(Brief)
Pick out the lines in the listing below that contain the word "title" and copy them.

(Saved entries)
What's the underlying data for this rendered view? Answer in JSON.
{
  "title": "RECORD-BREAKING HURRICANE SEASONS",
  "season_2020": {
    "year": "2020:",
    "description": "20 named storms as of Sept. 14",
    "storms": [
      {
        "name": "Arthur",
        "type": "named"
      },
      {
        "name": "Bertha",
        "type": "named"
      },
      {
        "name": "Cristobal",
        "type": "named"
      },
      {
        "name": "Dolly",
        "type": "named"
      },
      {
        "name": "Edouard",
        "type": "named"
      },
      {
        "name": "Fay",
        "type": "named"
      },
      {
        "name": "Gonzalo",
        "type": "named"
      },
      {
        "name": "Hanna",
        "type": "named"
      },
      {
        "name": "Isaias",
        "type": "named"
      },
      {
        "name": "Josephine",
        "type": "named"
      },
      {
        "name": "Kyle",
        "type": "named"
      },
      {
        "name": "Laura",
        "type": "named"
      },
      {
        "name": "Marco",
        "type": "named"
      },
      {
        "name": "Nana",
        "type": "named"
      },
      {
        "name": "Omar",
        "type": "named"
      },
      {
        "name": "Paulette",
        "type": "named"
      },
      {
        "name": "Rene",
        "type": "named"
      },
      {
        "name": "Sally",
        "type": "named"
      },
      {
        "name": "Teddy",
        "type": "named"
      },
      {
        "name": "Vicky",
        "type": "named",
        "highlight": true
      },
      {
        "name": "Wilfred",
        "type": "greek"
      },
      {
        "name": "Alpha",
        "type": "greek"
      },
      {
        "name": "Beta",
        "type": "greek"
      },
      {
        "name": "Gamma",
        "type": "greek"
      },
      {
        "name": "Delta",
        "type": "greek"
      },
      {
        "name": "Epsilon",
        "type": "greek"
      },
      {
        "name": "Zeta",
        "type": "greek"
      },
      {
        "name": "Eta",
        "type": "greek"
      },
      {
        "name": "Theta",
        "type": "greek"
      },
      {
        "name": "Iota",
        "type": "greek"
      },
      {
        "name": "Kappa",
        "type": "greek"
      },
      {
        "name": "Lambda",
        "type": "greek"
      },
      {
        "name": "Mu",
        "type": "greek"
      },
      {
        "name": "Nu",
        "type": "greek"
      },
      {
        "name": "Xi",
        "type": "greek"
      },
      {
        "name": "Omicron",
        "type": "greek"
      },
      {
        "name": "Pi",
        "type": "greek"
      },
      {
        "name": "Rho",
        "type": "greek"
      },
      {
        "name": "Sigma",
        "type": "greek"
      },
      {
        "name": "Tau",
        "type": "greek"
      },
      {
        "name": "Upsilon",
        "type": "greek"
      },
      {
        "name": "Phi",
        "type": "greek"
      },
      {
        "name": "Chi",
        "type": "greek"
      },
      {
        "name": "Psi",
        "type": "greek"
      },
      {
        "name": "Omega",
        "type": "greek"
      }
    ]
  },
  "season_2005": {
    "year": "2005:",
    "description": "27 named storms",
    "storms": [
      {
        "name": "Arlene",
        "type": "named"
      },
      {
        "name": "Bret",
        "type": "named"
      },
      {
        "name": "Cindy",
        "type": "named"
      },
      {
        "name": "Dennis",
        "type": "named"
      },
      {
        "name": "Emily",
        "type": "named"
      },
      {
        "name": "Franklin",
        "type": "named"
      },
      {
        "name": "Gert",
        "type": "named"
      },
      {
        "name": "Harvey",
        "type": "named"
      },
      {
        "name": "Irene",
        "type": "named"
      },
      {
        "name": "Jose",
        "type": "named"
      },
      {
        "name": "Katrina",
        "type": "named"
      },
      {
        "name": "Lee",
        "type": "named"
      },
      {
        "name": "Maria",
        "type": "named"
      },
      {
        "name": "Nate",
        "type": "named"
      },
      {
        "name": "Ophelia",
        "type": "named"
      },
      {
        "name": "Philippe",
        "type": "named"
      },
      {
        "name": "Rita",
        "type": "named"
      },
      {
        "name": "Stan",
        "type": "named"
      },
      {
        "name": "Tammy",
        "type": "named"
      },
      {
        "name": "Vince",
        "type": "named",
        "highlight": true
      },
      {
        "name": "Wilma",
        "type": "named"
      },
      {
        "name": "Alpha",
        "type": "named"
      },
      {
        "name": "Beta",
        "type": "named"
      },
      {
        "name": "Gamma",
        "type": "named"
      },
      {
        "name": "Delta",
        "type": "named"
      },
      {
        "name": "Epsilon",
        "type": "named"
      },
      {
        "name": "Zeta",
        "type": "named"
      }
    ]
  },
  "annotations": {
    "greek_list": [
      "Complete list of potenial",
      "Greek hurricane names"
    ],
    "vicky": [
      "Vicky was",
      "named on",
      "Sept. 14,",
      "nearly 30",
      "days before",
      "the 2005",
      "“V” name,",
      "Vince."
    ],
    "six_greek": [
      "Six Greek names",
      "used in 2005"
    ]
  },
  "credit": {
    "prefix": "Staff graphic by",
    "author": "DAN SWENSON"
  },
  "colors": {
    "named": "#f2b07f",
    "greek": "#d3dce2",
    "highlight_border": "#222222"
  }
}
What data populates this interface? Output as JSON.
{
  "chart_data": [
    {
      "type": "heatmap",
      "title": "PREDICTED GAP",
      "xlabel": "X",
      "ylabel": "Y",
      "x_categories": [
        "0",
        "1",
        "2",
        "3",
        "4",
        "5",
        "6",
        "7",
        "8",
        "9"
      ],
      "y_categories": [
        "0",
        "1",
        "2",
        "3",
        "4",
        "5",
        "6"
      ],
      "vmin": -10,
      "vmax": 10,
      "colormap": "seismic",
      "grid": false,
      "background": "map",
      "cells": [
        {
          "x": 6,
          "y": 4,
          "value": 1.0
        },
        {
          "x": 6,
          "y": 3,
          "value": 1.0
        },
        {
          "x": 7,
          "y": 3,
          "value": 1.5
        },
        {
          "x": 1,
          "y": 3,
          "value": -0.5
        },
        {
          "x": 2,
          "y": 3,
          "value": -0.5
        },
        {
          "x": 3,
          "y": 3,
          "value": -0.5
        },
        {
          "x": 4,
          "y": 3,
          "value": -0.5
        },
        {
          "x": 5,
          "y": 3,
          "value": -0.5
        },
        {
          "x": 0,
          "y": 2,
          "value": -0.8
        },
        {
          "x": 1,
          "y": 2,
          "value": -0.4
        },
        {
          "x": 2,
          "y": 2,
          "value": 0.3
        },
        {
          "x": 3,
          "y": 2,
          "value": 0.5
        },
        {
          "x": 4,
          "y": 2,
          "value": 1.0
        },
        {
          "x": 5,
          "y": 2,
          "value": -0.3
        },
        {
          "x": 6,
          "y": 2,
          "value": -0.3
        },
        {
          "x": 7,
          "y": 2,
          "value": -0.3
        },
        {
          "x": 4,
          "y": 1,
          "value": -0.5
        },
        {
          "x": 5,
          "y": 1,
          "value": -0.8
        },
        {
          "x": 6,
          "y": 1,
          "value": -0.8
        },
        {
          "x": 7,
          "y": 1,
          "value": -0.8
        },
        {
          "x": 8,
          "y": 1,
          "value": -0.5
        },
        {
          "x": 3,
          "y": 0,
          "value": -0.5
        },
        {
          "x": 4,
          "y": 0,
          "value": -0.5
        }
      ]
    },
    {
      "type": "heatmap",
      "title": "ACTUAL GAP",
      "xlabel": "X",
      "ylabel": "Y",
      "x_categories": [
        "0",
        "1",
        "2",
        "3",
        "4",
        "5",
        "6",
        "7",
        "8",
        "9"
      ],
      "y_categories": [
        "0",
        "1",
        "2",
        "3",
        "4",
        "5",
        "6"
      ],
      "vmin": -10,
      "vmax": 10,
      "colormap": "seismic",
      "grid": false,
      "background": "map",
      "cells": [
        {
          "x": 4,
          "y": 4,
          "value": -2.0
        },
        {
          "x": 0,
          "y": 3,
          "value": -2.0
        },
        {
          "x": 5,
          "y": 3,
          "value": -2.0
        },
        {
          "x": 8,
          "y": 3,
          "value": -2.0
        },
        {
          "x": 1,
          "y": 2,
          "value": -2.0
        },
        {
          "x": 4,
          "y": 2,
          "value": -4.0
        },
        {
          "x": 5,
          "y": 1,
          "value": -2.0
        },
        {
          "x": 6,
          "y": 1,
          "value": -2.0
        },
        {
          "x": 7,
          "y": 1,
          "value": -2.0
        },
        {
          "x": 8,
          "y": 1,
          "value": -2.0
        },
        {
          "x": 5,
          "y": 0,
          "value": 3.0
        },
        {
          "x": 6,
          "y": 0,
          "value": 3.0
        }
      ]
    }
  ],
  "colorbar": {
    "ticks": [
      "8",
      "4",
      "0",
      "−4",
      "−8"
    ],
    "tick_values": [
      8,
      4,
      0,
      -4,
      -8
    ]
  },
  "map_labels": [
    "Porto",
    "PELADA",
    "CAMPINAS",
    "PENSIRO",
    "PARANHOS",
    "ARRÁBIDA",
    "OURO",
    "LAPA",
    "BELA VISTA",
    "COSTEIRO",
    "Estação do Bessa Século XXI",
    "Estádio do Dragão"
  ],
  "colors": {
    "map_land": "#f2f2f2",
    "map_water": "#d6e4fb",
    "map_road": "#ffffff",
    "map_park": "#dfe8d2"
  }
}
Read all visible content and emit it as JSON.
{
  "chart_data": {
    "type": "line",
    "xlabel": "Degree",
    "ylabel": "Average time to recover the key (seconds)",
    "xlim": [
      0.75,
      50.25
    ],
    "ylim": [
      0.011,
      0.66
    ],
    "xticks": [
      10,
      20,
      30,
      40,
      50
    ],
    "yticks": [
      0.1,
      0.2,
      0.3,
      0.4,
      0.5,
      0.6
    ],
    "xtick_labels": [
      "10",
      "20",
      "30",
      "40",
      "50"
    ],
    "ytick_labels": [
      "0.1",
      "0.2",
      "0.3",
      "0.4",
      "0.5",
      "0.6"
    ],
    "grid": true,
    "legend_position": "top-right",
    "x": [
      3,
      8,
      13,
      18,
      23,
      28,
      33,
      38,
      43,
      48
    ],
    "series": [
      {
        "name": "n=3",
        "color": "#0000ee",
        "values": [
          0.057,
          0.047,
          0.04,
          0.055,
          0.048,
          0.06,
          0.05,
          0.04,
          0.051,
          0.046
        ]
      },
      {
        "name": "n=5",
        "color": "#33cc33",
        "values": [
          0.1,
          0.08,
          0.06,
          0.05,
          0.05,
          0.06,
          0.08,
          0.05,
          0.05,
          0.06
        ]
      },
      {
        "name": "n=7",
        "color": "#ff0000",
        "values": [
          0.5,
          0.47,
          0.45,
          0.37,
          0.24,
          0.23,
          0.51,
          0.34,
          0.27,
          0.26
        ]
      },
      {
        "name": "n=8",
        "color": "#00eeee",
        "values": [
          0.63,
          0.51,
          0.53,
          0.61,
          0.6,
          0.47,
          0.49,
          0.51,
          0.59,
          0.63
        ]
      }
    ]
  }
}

(Output for this exercise)
  "title": "RECORD-BREAKING HURRICANE SEASONS",
      "title": "PREDICTED GAP",
      "title": "ACTUAL GAP",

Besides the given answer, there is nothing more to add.